Start of Text section
Then you’re going to ask these four questions. Is it true? Can you absolutely know that it’s true? How do you react? What happens when you believe that thought and who would you be without that thought?
So for example, is it true Joe should help around the house? Well, you may think that it is true. He should help around the house.
So then you can ask the second question. Can you absolutely know that it’s true that Joe should help around the house? Well, it may not be absolutely true that he helps around the house and then it may. Either case, then you can move to question three.
How do you react? What happens when you believe that thought Joe should help around the house? “I get angry. I get disappointed. I want to withhold things. I want to withhold my affection. I want to get even angrier. I don’t want to help him.” These could be honest things of how you’re really thinking.
And then the last question is who would be without that thought? “Well, without the thought that Joe should help around the house, I would be fine. I would just be me and Joe would just be him. I would probably be a lot more loving and connected to Joe. I would probably have a lot less anger and resentment. I probably have a lot more peace in my thoughts and in my heart. I would just be me doing what I do and Joe would be him doing what he does.”
End of Text section
** Exercise set **
• a. From the passage on questioning the thought that Joe should help around the house, list every reaction given in answer to "How do you react?"
• b. Write the next paragraph of the passage on questioning the thought about Joe, following on from its final sentence.
The data that follows is separate from the passage about questioning a thought.
Start of Record extracts
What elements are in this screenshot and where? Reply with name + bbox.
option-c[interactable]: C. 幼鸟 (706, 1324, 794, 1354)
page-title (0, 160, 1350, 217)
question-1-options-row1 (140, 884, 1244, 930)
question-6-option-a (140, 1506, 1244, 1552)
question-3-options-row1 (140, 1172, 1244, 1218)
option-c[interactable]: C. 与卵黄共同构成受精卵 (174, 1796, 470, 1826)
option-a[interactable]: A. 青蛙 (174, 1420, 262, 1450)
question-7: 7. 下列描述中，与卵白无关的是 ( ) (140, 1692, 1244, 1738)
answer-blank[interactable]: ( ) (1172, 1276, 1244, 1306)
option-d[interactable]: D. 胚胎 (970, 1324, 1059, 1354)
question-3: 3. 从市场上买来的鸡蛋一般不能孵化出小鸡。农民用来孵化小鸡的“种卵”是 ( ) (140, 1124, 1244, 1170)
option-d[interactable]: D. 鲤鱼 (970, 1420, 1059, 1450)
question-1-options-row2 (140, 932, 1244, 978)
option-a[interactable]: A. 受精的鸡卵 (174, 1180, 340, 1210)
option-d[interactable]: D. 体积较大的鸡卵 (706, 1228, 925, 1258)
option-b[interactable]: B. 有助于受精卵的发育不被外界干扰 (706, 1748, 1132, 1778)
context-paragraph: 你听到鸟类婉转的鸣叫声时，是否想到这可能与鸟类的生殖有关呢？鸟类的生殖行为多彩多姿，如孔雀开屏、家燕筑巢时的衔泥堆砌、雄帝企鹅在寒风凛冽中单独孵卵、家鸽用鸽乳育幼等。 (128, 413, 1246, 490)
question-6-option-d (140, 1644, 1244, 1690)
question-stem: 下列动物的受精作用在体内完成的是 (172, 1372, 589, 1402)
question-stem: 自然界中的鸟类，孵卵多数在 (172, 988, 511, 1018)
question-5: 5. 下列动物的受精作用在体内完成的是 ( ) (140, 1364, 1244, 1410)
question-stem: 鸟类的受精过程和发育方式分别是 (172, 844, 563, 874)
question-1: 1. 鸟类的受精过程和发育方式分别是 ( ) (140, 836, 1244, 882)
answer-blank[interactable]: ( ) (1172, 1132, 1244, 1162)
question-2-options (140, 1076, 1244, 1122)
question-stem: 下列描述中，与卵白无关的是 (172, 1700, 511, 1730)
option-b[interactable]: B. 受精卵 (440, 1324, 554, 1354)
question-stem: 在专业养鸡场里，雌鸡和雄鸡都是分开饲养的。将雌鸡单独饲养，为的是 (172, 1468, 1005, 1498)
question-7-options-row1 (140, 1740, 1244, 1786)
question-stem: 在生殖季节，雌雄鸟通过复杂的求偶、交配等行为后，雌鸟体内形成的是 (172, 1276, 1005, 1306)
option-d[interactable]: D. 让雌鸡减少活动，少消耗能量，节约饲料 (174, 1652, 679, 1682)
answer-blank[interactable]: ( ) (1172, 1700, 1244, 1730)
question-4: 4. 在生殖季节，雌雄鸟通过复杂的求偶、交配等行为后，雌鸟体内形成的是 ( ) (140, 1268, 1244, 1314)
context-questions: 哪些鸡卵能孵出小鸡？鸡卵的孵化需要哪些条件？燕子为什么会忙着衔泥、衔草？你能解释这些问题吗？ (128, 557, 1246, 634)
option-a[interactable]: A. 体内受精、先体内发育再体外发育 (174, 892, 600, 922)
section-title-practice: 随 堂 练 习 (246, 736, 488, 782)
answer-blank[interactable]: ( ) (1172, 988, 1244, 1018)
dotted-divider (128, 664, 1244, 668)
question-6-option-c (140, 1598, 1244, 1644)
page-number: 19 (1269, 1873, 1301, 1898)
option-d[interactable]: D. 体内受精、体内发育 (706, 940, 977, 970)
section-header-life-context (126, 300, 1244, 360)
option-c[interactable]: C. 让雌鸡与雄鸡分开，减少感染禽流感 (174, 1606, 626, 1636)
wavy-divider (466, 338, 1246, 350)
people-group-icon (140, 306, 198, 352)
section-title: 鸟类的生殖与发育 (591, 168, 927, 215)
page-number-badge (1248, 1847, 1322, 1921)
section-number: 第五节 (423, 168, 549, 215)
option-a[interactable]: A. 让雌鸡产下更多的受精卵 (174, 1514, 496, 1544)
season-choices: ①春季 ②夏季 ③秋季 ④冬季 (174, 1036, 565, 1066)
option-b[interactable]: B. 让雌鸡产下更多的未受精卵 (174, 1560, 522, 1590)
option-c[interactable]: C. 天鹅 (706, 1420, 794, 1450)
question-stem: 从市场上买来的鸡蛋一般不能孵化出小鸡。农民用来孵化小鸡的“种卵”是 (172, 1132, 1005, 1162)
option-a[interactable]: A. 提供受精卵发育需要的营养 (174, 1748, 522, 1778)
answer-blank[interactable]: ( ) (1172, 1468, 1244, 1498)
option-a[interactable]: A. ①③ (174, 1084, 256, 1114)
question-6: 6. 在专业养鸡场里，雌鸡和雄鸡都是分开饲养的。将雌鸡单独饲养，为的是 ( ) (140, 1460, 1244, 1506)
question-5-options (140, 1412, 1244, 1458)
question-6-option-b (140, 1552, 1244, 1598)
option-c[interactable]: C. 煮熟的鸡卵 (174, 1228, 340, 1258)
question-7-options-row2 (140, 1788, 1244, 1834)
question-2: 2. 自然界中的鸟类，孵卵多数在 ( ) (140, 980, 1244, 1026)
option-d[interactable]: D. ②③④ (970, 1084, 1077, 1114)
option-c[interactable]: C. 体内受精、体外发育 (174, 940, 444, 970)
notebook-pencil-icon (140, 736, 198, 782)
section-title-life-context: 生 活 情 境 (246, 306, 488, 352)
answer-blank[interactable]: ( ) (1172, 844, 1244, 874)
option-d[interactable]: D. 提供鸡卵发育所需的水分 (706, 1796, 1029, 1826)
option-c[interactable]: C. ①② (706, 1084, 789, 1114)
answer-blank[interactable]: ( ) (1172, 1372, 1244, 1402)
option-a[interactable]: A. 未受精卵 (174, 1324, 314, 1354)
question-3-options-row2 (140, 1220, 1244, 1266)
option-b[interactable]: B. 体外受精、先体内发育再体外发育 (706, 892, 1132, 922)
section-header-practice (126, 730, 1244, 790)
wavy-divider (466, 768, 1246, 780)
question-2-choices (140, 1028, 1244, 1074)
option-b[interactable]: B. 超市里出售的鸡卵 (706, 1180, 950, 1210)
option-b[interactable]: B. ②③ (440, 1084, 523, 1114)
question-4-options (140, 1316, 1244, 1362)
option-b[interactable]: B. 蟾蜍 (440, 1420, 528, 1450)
End of Record extracts
** Answers per task **
• a.
- I get angry.
- I get disappointed.
- I want to withhold things.
- I want to withhold my affection.
- I want to get even angrier.
- I don't want to help him.

• b.
The last part is the turnaround. And the turnaround has three aspects to it, turning it around about them, about you, and your thinking.
So, one turnaround would be that Joe shouldn’t help around the house and you can find evidence for that. Maybe Joe already works full-time and there are some instances where he doesn’t need to help around the house.
The second turnaround is you turning it around yourself. Maybe there are places that you need to help Joe more. Maybe you need to help him with things around the house for him. And maybe there are places that you could help him to make his life easier.
And then the third place you can turn it around is your thinking. “My thinking about Joe will help us more around the house. My thinking about Joe could really help us in the house.” Maybe. Your thinking about Joe will actually create more peace in your house and maybe this is really the truest of all of them. Which is the true and truest for you?
See, when you get to the real truth, you can truly create more peace in your heart and in your mind and when you do that, those things that agitate us, that create resentments and anger just really fall away.
So, I know this is a lot in a short amount of time. And so, I want to give you access to this tool. And what you can do is go to the website, TheWork.org, and this is Byron Katie’s website, and download for free a Judge-Your-Neighbor Worksheet. You can use this worksheet on any relationship in your life, whatever negative emotions that you’re having.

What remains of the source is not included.